§ **WORK TO COMPLETE**: Out of the lines below, please list those that hold the string "times".

§ **PROVIDED DATA**:
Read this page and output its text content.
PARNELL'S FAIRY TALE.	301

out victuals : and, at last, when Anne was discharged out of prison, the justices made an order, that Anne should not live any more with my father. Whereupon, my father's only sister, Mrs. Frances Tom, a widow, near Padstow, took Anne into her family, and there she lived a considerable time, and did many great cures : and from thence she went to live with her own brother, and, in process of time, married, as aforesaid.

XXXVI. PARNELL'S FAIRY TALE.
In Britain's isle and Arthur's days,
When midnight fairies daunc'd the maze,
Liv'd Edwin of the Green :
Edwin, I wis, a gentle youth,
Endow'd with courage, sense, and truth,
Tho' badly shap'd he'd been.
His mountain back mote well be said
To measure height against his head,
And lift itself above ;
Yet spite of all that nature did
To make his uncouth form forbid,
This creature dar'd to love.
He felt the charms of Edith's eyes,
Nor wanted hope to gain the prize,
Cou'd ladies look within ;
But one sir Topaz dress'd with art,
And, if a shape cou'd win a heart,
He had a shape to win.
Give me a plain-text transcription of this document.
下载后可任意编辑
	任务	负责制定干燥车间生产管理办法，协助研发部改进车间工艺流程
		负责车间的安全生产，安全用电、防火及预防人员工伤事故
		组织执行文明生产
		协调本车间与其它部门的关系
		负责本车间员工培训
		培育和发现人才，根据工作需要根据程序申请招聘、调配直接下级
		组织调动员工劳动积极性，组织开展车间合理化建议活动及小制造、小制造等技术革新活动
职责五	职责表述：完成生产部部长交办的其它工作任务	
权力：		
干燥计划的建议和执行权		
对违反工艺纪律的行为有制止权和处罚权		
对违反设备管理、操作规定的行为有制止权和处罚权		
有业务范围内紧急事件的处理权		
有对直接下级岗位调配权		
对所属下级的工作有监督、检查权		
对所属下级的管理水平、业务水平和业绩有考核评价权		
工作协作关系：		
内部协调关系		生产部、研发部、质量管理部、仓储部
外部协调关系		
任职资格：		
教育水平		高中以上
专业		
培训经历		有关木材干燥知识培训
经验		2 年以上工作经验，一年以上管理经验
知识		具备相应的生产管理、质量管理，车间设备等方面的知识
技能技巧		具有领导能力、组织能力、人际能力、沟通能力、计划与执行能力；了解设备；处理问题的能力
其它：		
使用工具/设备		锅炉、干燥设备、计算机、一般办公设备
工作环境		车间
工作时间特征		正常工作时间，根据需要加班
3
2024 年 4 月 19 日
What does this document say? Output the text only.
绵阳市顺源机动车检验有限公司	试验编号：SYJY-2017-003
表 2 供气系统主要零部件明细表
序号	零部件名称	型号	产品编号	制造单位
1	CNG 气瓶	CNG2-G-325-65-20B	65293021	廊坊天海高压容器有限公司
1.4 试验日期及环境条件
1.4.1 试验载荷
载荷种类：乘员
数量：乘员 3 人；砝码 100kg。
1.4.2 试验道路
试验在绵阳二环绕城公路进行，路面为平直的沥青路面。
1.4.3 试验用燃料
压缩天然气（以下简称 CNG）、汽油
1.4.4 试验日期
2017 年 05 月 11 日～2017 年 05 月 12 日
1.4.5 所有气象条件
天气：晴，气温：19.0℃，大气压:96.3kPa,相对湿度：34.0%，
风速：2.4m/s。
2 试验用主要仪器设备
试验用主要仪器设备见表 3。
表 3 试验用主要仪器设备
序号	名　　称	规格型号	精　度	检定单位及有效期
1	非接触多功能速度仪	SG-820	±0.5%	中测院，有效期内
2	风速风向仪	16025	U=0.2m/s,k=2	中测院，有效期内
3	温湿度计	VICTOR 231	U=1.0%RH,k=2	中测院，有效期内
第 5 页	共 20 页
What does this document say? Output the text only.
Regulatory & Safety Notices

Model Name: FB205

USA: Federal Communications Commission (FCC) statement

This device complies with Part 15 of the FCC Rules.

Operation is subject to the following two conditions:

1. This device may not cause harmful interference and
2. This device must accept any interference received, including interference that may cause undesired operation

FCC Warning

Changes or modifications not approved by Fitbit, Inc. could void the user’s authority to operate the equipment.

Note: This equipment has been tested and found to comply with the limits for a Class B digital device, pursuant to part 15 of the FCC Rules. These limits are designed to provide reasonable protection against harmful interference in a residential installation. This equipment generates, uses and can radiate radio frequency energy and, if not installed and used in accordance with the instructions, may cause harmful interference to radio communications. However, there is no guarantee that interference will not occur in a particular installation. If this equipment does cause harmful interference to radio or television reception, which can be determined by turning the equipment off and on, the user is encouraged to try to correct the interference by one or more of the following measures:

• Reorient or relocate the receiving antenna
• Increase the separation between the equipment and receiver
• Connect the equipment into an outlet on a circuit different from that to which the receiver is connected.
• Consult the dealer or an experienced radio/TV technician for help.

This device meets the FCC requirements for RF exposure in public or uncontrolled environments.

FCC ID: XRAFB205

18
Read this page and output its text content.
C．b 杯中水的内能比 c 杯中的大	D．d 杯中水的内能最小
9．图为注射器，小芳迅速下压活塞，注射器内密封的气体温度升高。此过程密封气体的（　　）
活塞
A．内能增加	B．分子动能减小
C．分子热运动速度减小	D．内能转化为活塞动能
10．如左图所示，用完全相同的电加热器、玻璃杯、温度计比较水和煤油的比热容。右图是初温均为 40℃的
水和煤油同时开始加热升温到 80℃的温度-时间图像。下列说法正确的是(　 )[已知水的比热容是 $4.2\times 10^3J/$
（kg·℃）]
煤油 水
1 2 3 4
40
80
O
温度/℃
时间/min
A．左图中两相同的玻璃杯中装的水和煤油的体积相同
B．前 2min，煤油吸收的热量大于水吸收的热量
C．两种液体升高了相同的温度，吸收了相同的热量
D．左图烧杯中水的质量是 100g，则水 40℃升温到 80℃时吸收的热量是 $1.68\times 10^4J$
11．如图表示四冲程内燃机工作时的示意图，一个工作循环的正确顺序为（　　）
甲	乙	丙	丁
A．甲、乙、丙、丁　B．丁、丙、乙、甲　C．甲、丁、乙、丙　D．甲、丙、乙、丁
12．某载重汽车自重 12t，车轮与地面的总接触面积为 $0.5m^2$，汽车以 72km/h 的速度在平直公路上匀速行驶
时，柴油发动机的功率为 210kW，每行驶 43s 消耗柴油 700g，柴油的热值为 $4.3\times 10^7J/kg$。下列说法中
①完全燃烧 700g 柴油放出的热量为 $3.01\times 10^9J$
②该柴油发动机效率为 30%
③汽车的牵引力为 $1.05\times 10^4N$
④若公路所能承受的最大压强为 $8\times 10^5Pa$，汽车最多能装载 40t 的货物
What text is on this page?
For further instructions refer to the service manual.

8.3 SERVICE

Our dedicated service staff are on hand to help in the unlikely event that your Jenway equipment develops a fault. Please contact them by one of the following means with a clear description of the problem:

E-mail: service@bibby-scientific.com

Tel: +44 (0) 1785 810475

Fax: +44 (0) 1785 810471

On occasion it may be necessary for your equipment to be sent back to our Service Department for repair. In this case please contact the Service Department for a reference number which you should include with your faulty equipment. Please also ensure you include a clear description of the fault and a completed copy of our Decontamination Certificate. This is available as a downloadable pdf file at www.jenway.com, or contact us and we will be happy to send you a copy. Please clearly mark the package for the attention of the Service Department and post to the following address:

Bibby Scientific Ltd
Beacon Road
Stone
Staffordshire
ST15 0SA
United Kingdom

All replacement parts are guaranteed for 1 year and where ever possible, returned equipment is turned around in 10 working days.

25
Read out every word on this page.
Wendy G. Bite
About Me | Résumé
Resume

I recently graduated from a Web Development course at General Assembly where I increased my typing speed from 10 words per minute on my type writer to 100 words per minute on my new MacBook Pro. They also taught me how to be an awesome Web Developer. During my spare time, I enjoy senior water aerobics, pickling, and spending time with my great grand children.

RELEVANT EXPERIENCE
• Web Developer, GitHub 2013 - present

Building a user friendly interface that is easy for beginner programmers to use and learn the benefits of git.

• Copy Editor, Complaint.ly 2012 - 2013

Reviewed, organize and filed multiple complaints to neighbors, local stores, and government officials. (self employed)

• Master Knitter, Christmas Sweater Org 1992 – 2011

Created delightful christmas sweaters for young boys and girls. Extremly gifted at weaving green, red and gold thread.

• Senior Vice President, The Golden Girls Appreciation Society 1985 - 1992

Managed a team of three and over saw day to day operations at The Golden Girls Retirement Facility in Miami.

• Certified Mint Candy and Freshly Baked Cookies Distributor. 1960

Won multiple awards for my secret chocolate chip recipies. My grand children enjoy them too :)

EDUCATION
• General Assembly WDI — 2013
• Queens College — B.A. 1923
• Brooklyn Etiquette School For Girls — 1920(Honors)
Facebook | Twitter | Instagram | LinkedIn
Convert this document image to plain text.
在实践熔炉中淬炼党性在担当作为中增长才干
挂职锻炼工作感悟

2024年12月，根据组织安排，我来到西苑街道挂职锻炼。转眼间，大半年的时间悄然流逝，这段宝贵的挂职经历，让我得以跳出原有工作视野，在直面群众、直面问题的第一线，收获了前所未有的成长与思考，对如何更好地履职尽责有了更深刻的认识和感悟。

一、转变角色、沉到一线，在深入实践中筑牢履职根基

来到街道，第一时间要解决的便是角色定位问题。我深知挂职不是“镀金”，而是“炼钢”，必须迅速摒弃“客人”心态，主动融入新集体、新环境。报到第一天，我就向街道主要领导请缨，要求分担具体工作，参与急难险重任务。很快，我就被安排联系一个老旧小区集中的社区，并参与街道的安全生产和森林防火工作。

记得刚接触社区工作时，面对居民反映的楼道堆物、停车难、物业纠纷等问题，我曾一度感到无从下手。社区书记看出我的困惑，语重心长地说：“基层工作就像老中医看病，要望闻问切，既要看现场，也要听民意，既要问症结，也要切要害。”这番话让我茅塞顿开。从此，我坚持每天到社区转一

§ **CORRECT RESULT**:
水和煤油同时开始加热升温到 80℃的温度-时间图像。下列说法正确的是(　 )[已知水的比热容是 $4.2\times 10^3J/$
D．左图烧杯中水的质量是 100g，则水 40℃升温到 80℃时吸收的热量是 $1.68\times 10^4J$
时，柴油发动机的功率为 210kW，每行驶 43s 消耗柴油 700g，柴油的热值为 $4.3\times 10^7J/kg$。下列说法中
①完全燃烧 700g 柴油放出的热量为 $3.01\times 10^9J$
③汽车的牵引力为 $1.05\times 10^4N$
④若公路所能承受的最大压强为 $8\times 10^5Pa$，汽车最多能装载 40t 的货物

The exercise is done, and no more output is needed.